▶ **EXERCISE**
Repeat the whole listing exactly as written.

▶ **EXTRACTED ENTRIES**
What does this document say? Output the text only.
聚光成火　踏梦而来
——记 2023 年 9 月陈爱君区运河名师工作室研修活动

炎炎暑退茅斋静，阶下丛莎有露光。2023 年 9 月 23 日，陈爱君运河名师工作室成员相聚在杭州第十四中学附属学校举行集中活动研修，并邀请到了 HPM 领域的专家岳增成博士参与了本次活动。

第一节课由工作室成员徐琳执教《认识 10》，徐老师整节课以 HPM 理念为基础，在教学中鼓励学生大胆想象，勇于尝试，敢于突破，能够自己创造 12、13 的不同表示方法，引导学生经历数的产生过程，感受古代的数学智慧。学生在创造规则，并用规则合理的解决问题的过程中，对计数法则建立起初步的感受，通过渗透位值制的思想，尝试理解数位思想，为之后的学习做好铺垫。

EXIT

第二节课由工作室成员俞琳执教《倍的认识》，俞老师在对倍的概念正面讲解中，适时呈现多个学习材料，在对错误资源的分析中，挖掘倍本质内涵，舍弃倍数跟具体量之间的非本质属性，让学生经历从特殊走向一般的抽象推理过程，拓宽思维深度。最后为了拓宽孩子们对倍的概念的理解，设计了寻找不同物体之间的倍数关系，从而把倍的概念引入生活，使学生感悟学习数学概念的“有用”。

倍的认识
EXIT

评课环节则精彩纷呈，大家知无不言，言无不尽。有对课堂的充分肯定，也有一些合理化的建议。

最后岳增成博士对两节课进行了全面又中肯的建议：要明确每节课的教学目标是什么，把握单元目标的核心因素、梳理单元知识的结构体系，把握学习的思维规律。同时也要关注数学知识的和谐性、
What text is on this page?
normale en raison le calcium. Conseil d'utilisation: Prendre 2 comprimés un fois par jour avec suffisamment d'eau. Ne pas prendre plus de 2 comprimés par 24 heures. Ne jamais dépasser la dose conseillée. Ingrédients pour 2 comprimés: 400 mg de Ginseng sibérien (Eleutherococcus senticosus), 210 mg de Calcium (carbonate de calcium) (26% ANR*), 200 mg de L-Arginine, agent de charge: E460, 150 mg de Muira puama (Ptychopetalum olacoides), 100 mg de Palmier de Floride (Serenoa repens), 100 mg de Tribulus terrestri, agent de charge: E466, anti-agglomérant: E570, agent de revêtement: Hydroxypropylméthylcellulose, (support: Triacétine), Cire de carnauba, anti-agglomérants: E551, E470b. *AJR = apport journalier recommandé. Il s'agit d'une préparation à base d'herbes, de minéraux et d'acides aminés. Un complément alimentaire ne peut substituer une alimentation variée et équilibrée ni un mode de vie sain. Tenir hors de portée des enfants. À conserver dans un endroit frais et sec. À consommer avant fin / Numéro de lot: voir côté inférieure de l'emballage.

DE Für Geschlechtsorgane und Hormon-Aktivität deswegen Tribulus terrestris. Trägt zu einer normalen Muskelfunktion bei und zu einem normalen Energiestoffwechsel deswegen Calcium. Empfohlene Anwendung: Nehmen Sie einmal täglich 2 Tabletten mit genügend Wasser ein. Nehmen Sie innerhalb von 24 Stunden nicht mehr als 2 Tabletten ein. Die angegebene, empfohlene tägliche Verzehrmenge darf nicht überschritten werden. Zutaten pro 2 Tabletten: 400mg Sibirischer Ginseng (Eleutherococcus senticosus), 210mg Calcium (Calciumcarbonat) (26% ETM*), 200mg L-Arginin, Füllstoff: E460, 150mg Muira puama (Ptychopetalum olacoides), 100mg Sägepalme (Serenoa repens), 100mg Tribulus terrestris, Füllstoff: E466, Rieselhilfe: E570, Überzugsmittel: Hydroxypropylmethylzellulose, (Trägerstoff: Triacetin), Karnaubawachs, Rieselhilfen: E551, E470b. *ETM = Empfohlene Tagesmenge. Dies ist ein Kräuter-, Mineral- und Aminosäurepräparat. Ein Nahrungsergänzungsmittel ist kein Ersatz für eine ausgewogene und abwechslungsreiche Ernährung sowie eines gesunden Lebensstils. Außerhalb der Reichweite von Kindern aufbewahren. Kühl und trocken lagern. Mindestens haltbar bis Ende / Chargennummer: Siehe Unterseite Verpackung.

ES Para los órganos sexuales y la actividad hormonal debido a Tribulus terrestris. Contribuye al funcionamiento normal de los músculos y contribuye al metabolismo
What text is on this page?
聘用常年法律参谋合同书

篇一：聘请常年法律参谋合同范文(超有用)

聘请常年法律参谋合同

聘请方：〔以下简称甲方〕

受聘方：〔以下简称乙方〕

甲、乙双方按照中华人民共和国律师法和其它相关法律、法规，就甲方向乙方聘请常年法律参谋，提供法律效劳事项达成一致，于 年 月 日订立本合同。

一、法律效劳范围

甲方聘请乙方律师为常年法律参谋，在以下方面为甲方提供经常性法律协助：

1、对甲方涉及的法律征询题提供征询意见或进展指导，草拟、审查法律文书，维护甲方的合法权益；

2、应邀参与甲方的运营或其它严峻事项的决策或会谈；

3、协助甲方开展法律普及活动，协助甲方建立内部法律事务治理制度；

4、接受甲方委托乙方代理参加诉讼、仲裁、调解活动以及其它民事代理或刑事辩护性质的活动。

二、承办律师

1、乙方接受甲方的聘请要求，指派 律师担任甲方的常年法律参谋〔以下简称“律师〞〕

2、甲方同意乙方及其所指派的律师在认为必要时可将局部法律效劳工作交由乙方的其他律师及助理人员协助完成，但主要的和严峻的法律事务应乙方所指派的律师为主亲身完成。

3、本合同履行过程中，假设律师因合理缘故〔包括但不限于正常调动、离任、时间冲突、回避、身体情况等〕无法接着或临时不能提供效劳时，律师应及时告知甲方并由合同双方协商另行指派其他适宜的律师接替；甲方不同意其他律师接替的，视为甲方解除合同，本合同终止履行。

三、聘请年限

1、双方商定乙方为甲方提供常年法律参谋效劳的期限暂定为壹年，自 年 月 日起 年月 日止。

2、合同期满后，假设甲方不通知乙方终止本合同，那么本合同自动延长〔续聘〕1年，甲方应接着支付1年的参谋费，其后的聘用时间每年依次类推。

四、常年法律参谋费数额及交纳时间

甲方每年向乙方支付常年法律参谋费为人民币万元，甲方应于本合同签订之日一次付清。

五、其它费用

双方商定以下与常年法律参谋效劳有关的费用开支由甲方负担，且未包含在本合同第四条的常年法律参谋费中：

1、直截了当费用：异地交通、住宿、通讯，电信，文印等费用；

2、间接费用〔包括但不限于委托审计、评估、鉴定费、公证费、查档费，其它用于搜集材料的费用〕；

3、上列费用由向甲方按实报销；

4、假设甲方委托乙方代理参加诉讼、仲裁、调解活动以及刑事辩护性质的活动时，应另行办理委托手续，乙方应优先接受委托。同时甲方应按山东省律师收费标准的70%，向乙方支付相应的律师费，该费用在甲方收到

▶ **RESPONSE FOR THIS EXERCISE**
What does this document say? Output the text only.
聚光成火　踏梦而来
——记 2023 年 9 月陈爱君区运河名师工作室研修活动

炎炎暑退茅斋静，阶下丛莎有露光。2023 年 9 月 23 日，陈爱君运河名师工作室成员相聚在杭州第十四中学附属学校举行集中活动研修，并邀请到了 HPM 领域的专家岳增成博士参与了本次活动。

第一节课由工作室成员徐琳执教《认识 10》，徐老师整节课以 HPM 理念为基础，在教学中鼓励学生大胆想象，勇于尝试，敢于突破，能够自己创造 12、13 的不同表示方法，引导学生经历数的产生过程，感受古代的数学智慧。学生在创造规则，并用规则合理的解决问题的过程中，对计数法则建立起初步的感受，通过渗透位值制的思想，尝试理解数位思想，为之后的学习做好铺垫。

EXIT

第二节课由工作室成员俞琳执教《倍的认识》，俞老师在对倍的概念正面讲解中，适时呈现多个学习材料，在对错误资源的分析中，挖掘倍本质内涵，舍弃倍数跟具体量之间的非本质属性，让学生经历从特殊走向一般的抽象推理过程，拓宽思维深度。最后为了拓宽孩子们对倍的概念的理解，设计了寻找不同物体之间的倍数关系，从而把倍的概念引入生活，使学生感悟学习数学概念的“有用”。

倍的认识
EXIT

评课环节则精彩纷呈，大家知无不言，言无不尽。有对课堂的充分肯定，也有一些合理化的建议。

最后岳增成博士对两节课进行了全面又中肯的建议：要明确每节课的教学目标是什么，把握单元目标的核心因素、梳理单元知识的结构体系，把握学习的思维规律。同时也要关注数学知识的和谐性、
What text is on this page?
normale en raison le calcium. Conseil d'utilisation: Prendre 2 comprimés un fois par jour avec suffisamment d'eau. Ne pas prendre plus de 2 comprimés par 24 heures. Ne jamais dépasser la dose conseillée. Ingrédients pour 2 comprimés: 400 mg de Ginseng sibérien (Eleutherococcus senticosus), 210 mg de Calcium (carbonate de calcium) (26% ANR*), 200 mg de L-Arginine, agent de charge: E460, 150 mg de Muira puama (Ptychopetalum olacoides), 100 mg de Palmier de Floride (Serenoa repens), 100 mg de Tribulus terrestri, agent de charge: E466, anti-agglomérant: E570, agent de revêtement: Hydroxypropylméthylcellulose, (support: Triacétine), Cire de carnauba, anti-agglomérants: E551, E470b. *AJR = apport journalier recommandé. Il s'agit d'une préparation à base d'herbes, de minéraux et d'acides aminés. Un complément alimentaire ne peut substituer une alimentation variée et équilibrée ni un mode de vie sain. Tenir hors de portée des enfants. À conserver dans un endroit frais et sec. À consommer avant fin / Numéro de lot: voir côté inférieure de l'emballage.

DE Für Geschlechtsorgane und Hormon-Aktivität deswegen Tribulus terrestris. Trägt zu einer normalen Muskelfunktion bei und zu einem normalen Energiestoffwechsel deswegen Calcium. Empfohlene Anwendung: Nehmen Sie einmal täglich 2 Tabletten mit genügend Wasser ein. Nehmen Sie innerhalb von 24 Stunden nicht mehr als 2 Tabletten ein. Die angegebene, empfohlene tägliche Verzehrmenge darf nicht überschritten werden. Zutaten pro 2 Tabletten: 400mg Sibirischer Ginseng (Eleutherococcus senticosus), 210mg Calcium (Calciumcarbonat) (26% ETM*), 200mg L-Arginin, Füllstoff: E460, 150mg Muira puama (Ptychopetalum olacoides), 100mg Sägepalme (Serenoa repens), 100mg Tribulus terrestris, Füllstoff: E466, Rieselhilfe: E570, Überzugsmittel: Hydroxypropylmethylzellulose, (Trägerstoff: Triacetin), Karnaubawachs, Rieselhilfen: E551, E470b. *ETM = Empfohlene Tagesmenge. Dies ist ein Kräuter-, Mineral- und Aminosäurepräparat. Ein Nahrungsergänzungsmittel ist kein Ersatz für eine ausgewogene und abwechslungsreiche Ernährung sowie eines gesunden Lebensstils. Außerhalb der Reichweite von Kindern aufbewahren. Kühl und trocken lagern. Mindestens haltbar bis Ende / Chargennummer: Siehe Unterseite Verpackung.

ES Para los órganos sexuales y la actividad hormonal debido a Tribulus terrestris. Contribuye al funcionamiento normal de los músculos y contribuye al metabolismo
What text is on this page?
聘用常年法律参谋合同书

篇一：聘请常年法律参谋合同范文(超有用)

聘请常年法律参谋合同

聘请方：〔以下简称甲方〕

受聘方：〔以下简称乙方〕

甲、乙双方按照中华人民共和国律师法和其它相关法律、法规，就甲方向乙方聘请常年法律参谋，提供法律效劳事项达成一致，于 年 月 日订立本合同。

一、法律效劳范围

甲方聘请乙方律师为常年法律参谋，在以下方面为甲方提供经常性法律协助：

1、对甲方涉及的法律征询题提供征询意见或进展指导，草拟、审查法律文书，维护甲方的合法权益；

2、应邀参与甲方的运营或其它严峻事项的决策或会谈；

3、协助甲方开展法律普及活动，协助甲方建立内部法律事务治理制度；

4、接受甲方委托乙方代理参加诉讼、仲裁、调解活动以及其它民事代理或刑事辩护性质的活动。

二、承办律师

1、乙方接受甲方的聘请要求，指派 律师担任甲方的常年法律参谋〔以下简称“律师〞〕

2、甲方同意乙方及其所指派的律师在认为必要时可将局部法律效劳工作交由乙方的其他律师及助理人员协助完成，但主要的和严峻的法律事务应乙方所指派的律师为主亲身完成。

3、本合同履行过程中，假设律师因合理缘故〔包括但不限于正常调动、离任、时间冲突、回避、身体情况等〕无法接着或临时不能提供效劳时，律师应及时告知甲方并由合同双方协商另行指派其他适宜的律师接替；甲方不同意其他律师接替的，视为甲方解除合同，本合同终止履行。

三、聘请年限

1、双方商定乙方为甲方提供常年法律参谋效劳的期限暂定为壹年，自 年 月 日起 年月 日止。

2、合同期满后，假设甲方不通知乙方终止本合同，那么本合同自动延长〔续聘〕1年，甲方应接着支付1年的参谋费，其后的聘用时间每年依次类推。

四、常年法律参谋费数额及交纳时间

甲方每年向乙方支付常年法律参谋费为人民币万元，甲方应于本合同签订之日一次付清。

五、其它费用

双方商定以下与常年法律参谋效劳有关的费用开支由甲方负担，且未包含在本合同第四条的常年法律参谋费中：

1、直截了当费用：异地交通、住宿、通讯，电信，文印等费用；

2、间接费用〔包括但不限于委托审计、评估、鉴定费、公证费、查档费，其它用于搜集材料的费用〕；

3、上列费用由向甲方按实报销；

4、假设甲方委托乙方代理参加诉讼、仲裁、调解活动以及刑事辩护性质的活动时，应另行办理委托手续，乙方应优先接受委托。同时甲方应按山东省律师收费标准的70%，向乙方支付相应的律师费，该费用在甲方收到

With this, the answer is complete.